Directive 1 » From the records, copy out the lines starting at the one containing "subtab-version-history-label: Version history" and ending at the one containing "preflight-checks-icon[interactable] xyxy=(267,542,313,588)", keeping every line unchanged.

Background information
- Origin: Great Barrington, Massachusetts, U.S.
- Genres: Dubstep; Riddim; Trap; Electro house; Moombahcore; Glitch-hop; Drumstep; Bass music;
- Instrument: Digital Audio Workstation (DAW)
- Years active: 2013–present
- Labels: Bassrush; Disciple; Disciple Round Table; Firepower; Killed It!; Monstercat; OWSLA;
- Members: Matthew Meier; William "Watt" Watkins;
- Website: barelyalive.com

= Barely Alive =

American electronic music production and DJ duo from Great Barrington, Massachusetts

Barely Alive is an American electronic music production and DJ duo composed of Matthew Meier and William "Watt" Watkins founded in Great Barrington, Massachusetts, U.S. The duo is well known for their songs on British-American and Los Angeles based electronic music record label: Disciple Records.

Task input »
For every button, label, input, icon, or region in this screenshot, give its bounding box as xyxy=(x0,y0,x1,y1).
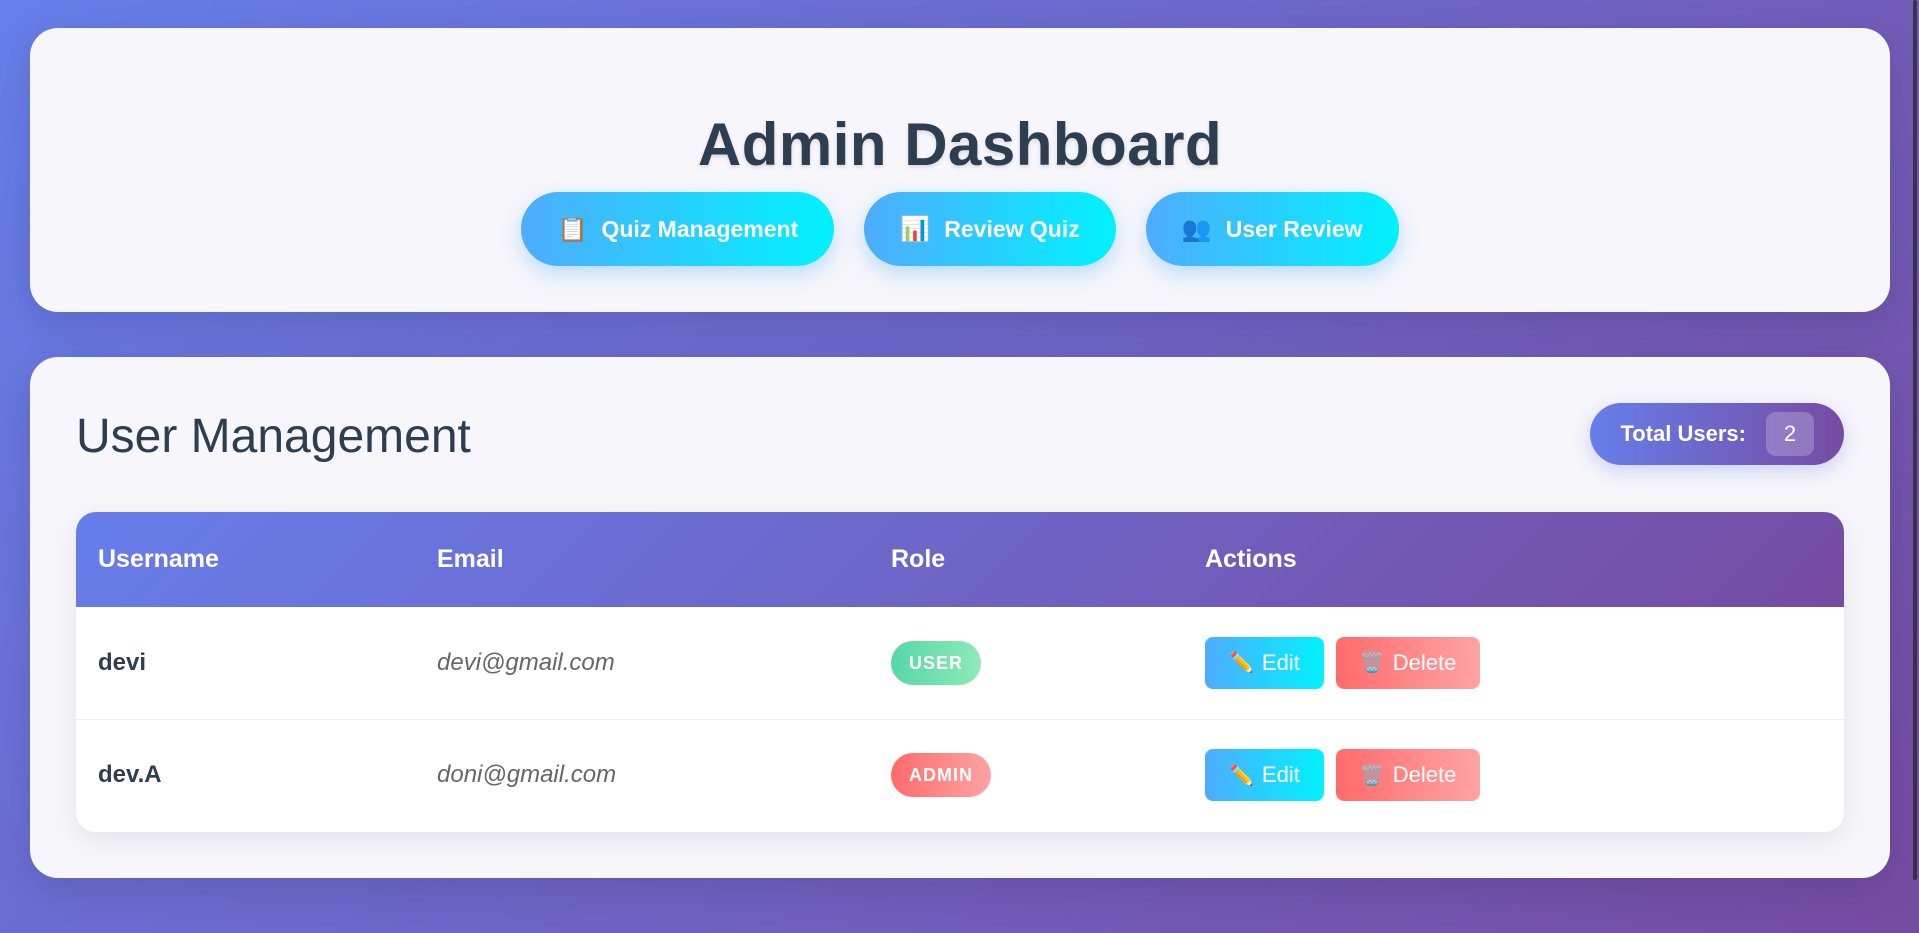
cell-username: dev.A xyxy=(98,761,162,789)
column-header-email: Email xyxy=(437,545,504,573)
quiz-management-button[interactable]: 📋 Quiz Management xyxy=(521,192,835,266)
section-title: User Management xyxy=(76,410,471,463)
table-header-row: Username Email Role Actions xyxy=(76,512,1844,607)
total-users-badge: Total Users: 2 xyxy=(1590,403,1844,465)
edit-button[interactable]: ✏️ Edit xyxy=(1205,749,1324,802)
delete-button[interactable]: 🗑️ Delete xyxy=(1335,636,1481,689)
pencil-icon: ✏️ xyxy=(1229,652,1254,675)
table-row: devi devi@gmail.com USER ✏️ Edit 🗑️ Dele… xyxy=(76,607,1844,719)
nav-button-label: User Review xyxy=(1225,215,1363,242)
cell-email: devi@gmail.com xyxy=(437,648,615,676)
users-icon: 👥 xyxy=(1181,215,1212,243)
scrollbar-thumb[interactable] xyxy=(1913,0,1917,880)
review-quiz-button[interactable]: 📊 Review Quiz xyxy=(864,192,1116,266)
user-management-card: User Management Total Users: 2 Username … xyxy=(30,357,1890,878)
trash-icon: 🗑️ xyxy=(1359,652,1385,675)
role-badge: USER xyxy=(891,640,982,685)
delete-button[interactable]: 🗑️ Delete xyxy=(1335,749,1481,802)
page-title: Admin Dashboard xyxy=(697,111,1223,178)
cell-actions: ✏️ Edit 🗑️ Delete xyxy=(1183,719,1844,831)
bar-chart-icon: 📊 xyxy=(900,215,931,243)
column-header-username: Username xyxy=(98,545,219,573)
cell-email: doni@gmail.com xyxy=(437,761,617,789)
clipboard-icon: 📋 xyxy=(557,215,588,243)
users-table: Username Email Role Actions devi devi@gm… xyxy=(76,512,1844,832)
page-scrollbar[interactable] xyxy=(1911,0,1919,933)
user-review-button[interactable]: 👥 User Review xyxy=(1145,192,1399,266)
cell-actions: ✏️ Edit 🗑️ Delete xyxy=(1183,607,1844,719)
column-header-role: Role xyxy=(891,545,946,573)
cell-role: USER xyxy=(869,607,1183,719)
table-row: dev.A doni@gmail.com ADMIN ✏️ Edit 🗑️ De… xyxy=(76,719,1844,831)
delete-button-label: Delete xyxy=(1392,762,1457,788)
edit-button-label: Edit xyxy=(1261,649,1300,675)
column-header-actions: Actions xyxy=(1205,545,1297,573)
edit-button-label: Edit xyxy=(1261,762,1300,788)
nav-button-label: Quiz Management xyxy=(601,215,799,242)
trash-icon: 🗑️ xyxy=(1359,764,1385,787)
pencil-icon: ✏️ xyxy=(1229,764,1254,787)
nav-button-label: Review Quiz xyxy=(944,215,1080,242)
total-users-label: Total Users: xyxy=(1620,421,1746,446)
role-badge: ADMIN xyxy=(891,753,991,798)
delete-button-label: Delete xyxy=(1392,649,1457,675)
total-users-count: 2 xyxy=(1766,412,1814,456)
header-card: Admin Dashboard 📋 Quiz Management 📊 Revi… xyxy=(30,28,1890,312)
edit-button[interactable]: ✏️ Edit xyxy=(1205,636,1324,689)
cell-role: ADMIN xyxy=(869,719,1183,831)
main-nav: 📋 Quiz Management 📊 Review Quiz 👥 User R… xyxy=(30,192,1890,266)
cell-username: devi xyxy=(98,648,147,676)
--
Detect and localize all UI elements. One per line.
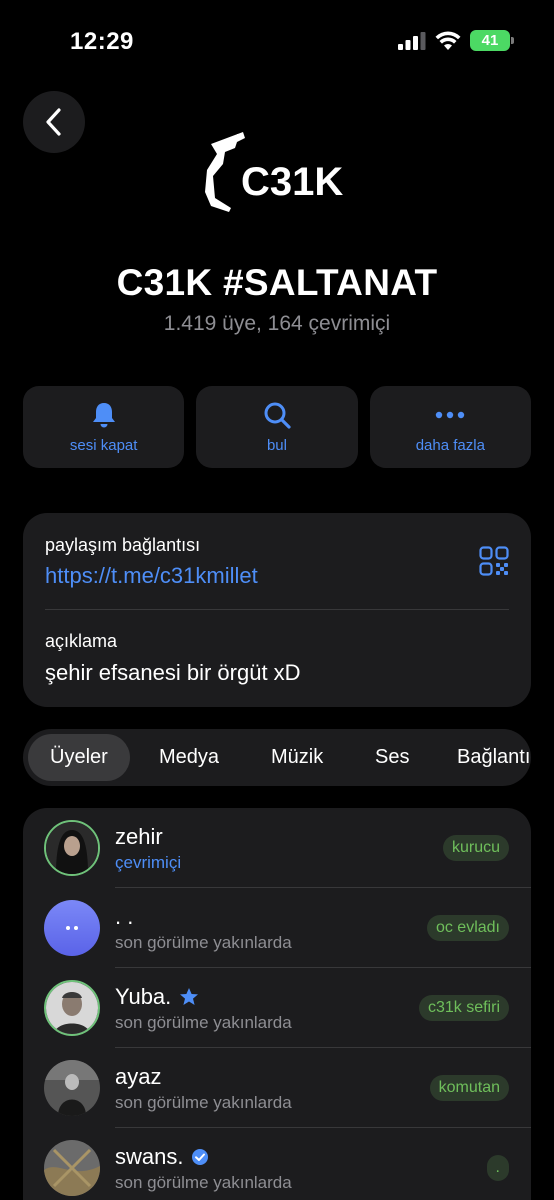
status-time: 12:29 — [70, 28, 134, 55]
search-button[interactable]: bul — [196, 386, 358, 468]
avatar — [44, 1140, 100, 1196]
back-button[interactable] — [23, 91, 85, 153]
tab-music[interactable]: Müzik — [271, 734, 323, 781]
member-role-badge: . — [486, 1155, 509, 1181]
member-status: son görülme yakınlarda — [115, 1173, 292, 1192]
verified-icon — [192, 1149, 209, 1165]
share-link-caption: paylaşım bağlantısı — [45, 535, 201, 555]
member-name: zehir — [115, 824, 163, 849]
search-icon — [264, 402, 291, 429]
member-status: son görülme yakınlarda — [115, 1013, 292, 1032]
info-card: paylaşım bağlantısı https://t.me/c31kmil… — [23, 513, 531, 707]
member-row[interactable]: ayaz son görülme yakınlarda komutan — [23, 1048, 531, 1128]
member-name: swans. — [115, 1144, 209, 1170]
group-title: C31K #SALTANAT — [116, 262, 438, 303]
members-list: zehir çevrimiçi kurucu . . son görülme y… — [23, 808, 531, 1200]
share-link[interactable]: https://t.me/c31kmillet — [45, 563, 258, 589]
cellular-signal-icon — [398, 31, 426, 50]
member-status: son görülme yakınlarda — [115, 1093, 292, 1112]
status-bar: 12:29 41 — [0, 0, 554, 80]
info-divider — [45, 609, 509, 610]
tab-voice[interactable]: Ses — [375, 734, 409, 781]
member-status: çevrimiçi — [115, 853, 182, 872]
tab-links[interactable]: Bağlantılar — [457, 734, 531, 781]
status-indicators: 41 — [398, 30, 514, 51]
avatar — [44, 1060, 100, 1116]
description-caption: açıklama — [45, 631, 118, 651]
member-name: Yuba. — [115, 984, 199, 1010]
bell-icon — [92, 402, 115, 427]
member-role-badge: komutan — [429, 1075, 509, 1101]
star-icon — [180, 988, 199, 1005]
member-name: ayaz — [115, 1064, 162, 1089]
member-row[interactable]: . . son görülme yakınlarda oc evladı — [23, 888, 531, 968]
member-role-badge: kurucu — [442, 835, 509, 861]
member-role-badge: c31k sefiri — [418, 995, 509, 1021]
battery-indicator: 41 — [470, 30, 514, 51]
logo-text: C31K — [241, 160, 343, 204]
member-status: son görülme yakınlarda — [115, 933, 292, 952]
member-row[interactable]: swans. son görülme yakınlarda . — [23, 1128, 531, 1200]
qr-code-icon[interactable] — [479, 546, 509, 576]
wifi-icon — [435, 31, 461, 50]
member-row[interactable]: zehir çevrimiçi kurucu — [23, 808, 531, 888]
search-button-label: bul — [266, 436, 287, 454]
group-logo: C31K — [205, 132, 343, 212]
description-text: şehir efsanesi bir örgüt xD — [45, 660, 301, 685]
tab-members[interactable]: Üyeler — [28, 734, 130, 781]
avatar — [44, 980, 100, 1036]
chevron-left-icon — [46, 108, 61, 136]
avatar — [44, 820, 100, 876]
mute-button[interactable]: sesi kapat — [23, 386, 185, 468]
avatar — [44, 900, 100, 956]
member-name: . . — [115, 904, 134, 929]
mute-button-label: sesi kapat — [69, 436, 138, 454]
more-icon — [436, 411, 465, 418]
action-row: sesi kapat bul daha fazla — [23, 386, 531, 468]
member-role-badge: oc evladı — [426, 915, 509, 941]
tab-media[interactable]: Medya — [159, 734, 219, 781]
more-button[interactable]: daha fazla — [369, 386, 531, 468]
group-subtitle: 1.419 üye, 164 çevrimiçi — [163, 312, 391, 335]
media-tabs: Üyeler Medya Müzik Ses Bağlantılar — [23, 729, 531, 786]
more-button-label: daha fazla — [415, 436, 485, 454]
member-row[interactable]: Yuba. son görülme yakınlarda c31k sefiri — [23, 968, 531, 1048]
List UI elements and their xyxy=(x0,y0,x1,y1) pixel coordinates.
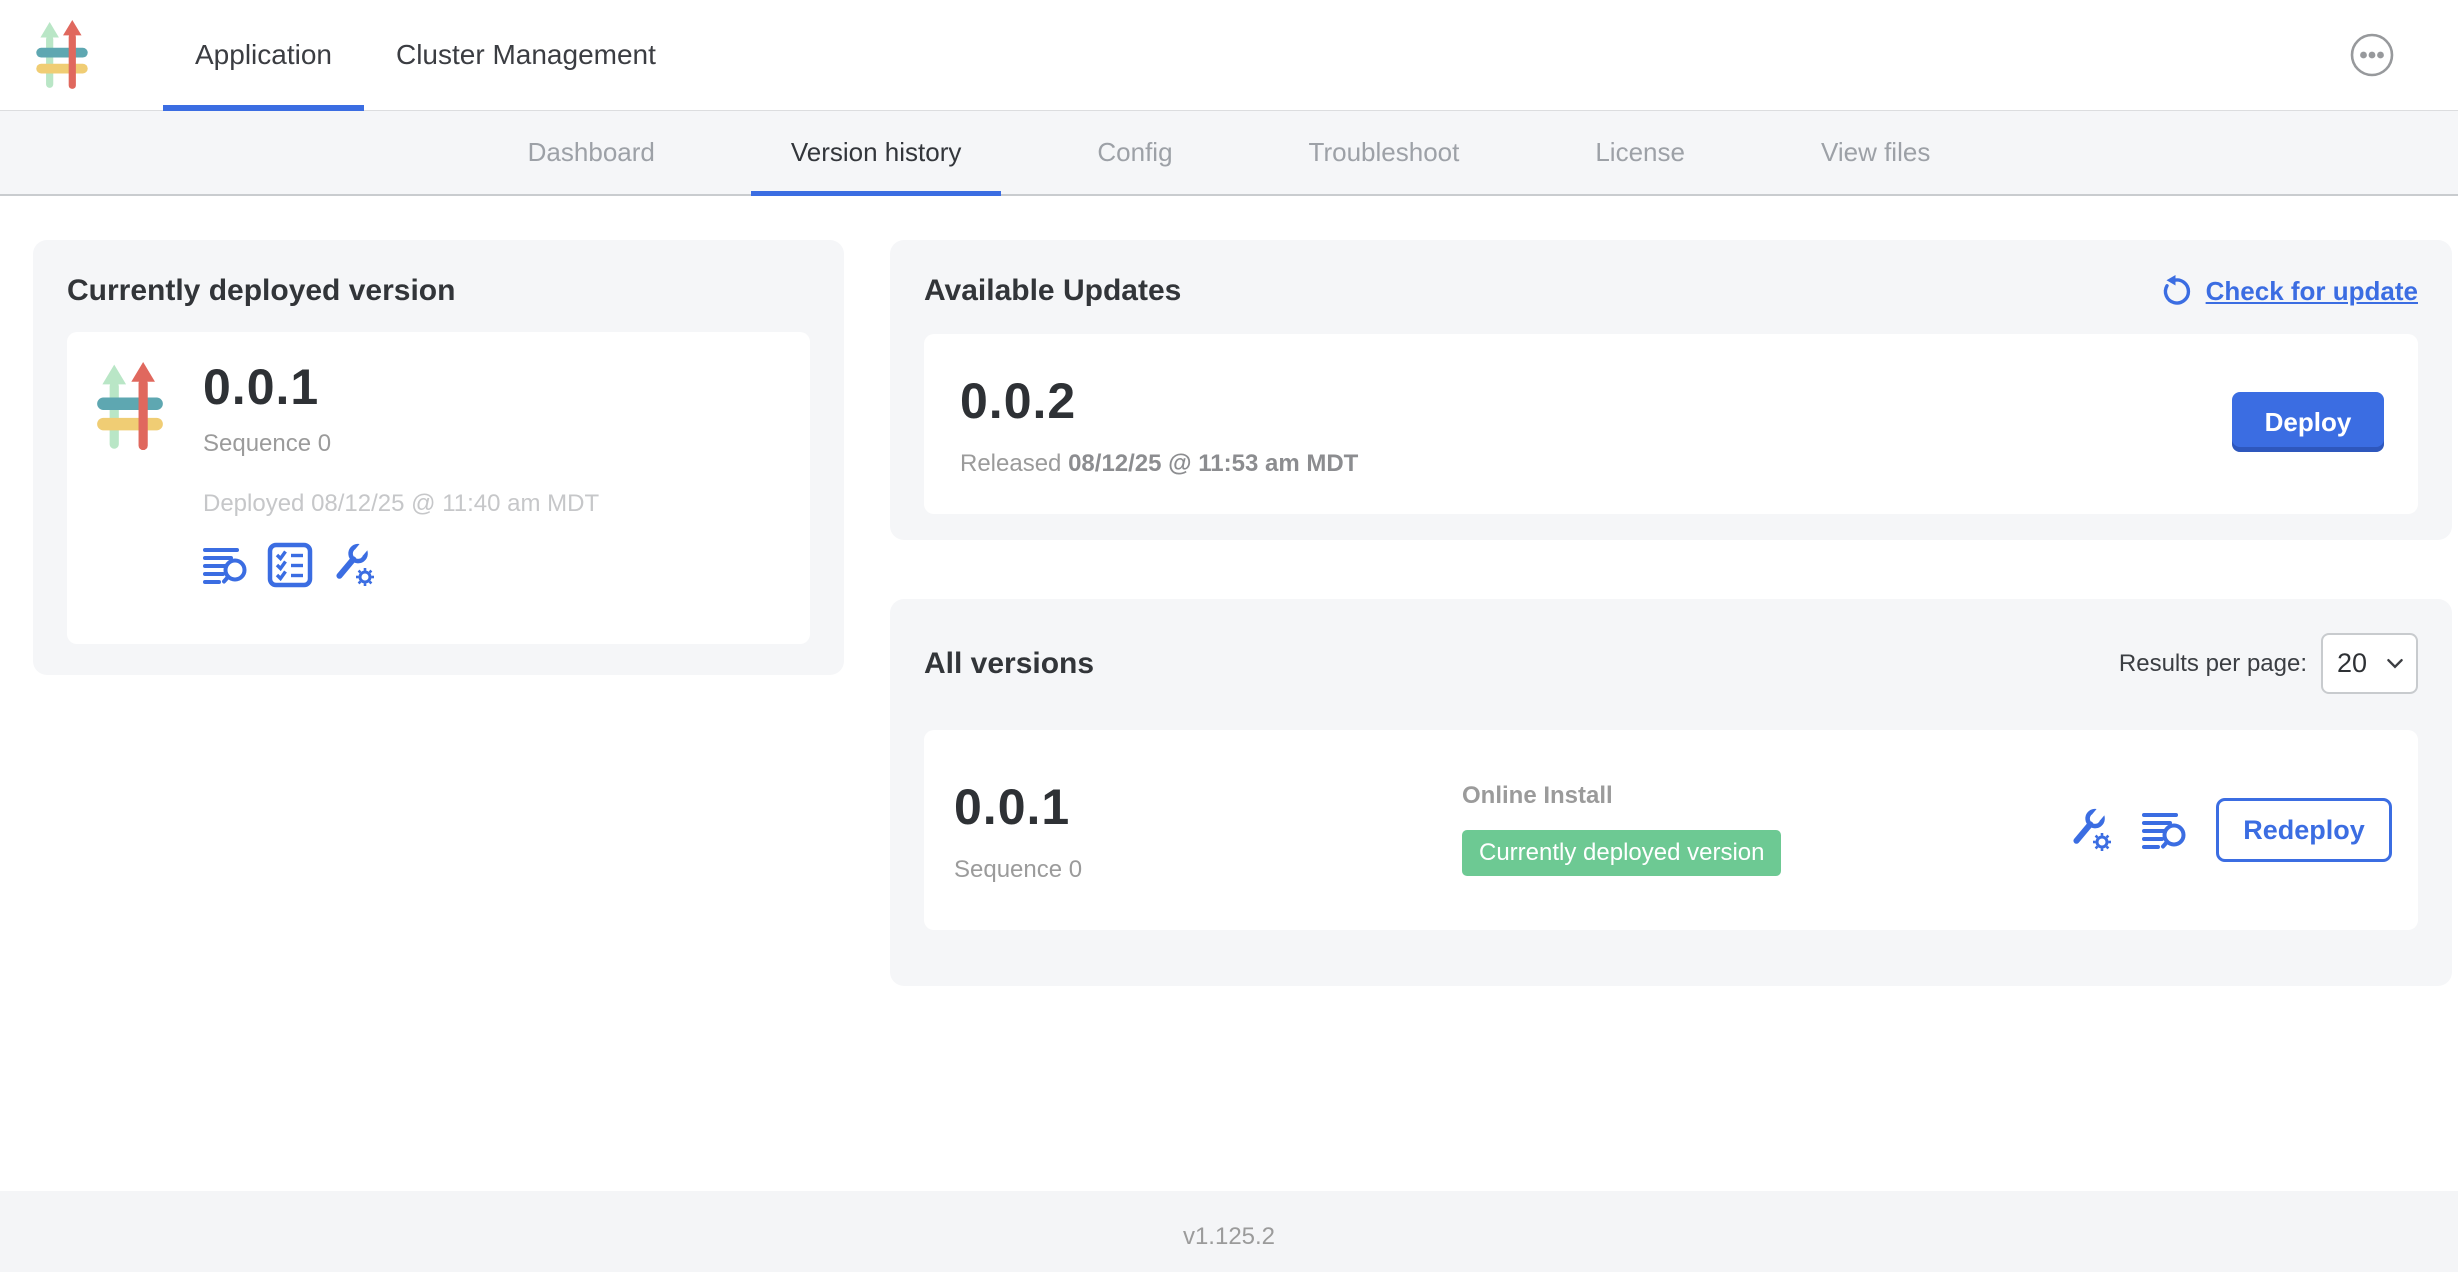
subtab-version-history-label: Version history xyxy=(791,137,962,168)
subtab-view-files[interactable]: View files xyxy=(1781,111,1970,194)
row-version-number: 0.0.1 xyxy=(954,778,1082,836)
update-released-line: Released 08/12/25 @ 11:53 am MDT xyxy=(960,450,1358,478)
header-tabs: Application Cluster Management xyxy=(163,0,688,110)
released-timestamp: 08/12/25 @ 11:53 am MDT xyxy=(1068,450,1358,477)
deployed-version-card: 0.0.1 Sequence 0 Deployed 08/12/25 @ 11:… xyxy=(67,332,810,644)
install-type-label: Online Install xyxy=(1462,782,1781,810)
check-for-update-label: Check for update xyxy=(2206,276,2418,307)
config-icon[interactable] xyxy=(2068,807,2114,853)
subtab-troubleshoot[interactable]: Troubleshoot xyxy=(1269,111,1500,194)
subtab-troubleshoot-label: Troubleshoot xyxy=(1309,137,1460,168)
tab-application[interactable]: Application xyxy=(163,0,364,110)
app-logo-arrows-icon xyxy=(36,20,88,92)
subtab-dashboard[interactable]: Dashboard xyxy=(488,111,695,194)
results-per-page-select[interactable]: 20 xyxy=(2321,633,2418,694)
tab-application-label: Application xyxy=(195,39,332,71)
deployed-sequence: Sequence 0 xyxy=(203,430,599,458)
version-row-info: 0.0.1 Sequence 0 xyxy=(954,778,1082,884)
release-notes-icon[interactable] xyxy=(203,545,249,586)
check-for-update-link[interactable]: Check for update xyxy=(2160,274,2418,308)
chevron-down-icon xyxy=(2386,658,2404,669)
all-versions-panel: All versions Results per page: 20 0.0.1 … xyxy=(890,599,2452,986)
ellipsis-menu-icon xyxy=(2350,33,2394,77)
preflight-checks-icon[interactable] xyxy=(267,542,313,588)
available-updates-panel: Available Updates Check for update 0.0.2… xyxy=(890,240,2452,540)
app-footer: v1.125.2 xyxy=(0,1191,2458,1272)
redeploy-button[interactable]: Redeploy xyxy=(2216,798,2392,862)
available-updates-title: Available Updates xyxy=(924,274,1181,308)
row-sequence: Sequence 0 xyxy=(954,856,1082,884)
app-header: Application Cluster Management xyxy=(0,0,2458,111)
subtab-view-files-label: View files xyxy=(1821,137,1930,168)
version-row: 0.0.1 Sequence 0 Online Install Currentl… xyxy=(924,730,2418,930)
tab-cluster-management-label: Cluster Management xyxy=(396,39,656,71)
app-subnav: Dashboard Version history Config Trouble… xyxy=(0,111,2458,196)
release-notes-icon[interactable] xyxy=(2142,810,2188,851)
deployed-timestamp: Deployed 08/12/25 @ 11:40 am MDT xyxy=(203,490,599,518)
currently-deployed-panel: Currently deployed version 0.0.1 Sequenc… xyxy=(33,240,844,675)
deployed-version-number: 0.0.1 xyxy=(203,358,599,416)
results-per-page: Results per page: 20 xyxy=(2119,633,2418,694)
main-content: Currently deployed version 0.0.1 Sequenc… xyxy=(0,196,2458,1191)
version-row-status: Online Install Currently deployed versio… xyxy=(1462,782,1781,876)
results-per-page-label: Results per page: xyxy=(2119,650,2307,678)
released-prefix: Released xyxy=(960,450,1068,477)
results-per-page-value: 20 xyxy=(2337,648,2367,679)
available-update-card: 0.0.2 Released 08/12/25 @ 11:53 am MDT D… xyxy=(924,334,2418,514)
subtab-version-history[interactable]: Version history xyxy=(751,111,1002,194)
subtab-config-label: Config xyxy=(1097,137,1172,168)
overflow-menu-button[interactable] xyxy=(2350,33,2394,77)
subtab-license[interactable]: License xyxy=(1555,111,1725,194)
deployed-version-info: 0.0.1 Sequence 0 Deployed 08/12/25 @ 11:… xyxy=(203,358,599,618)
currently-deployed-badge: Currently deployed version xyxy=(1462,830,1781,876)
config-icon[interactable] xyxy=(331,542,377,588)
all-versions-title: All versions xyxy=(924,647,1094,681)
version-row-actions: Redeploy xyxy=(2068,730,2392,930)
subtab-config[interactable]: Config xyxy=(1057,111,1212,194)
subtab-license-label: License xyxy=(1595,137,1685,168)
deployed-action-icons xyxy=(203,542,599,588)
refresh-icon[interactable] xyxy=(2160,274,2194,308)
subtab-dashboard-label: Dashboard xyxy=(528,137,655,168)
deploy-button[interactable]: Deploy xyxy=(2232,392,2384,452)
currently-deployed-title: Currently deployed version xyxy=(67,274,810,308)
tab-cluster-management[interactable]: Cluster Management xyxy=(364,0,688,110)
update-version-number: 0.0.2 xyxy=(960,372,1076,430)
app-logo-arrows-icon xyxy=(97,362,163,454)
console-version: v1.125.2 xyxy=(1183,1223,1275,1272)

Directive 2 »
Using the text about Barely Alive, answer these questions:
(a) In what town was the duo founded?
(b) What years active does the text list?
(c) On which record label is the duo well known for its songs?

Answer 1 »
subtab-version-history-label: Version history xyxy=(791,137,962,168)
subtab-view-files[interactable]: View files xyxy=(1781,111,1970,194)
row-version-number: 0.0.1 xyxy=(954,778,1082,836)
update-released-line: Released 08/12/25 @ 11:53 am MDT xyxy=(960,450,1358,478)
header-tabs: Application Cluster Management xyxy=(163,0,688,110)
released-timestamp: 08/12/25 @ 11:53 am MDT xyxy=(1068,450,1358,477)
deployed-version-card: 0.0.1 Sequence 0 Deployed 08/12/25 @ 11:… xyxy=(67,332,810,644)
install-type-label: Online Install xyxy=(1462,782,1781,810)
check-for-update-label: Check for update xyxy=(2206,276,2418,307)
config-icon[interactable] xyxy=(2068,807,2114,853)
subtab-troubleshoot[interactable]: Troubleshoot xyxy=(1269,111,1500,194)
subtab-troubleshoot-label: Troubleshoot xyxy=(1309,137,1460,168)
tab-application[interactable]: Application xyxy=(163,0,364,110)
app-logo-arrows-icon xyxy=(36,20,88,92)
subtab-dashboard[interactable]: Dashboard xyxy=(488,111,695,194)
results-per-page-select[interactable]: 20 xyxy=(2321,633,2418,694)
tab-application-label: Application xyxy=(195,39,332,71)
deployed-sequence: Sequence 0 xyxy=(203,430,599,458)
version-row-info: 0.0.1 Sequence 0 xyxy=(954,778,1082,884)
release-notes-icon[interactable] xyxy=(203,545,249,586)
check-for-update-link[interactable]: Check for update xyxy=(2160,274,2418,308)
chevron-down-icon xyxy=(2386,658,2404,669)
all-versions-panel: All versions Results per page: 20 0.0.1 … xyxy=(890,599,2452,986)
ellipsis-menu-icon xyxy=(2350,33,2394,77)
preflight-checks-icon[interactable] xyxy=(267,542,313,588)

Answer 2 »
(a) Great Barrington, Massachusetts, U.S.
(b) 2013–present
(c) Disciple Records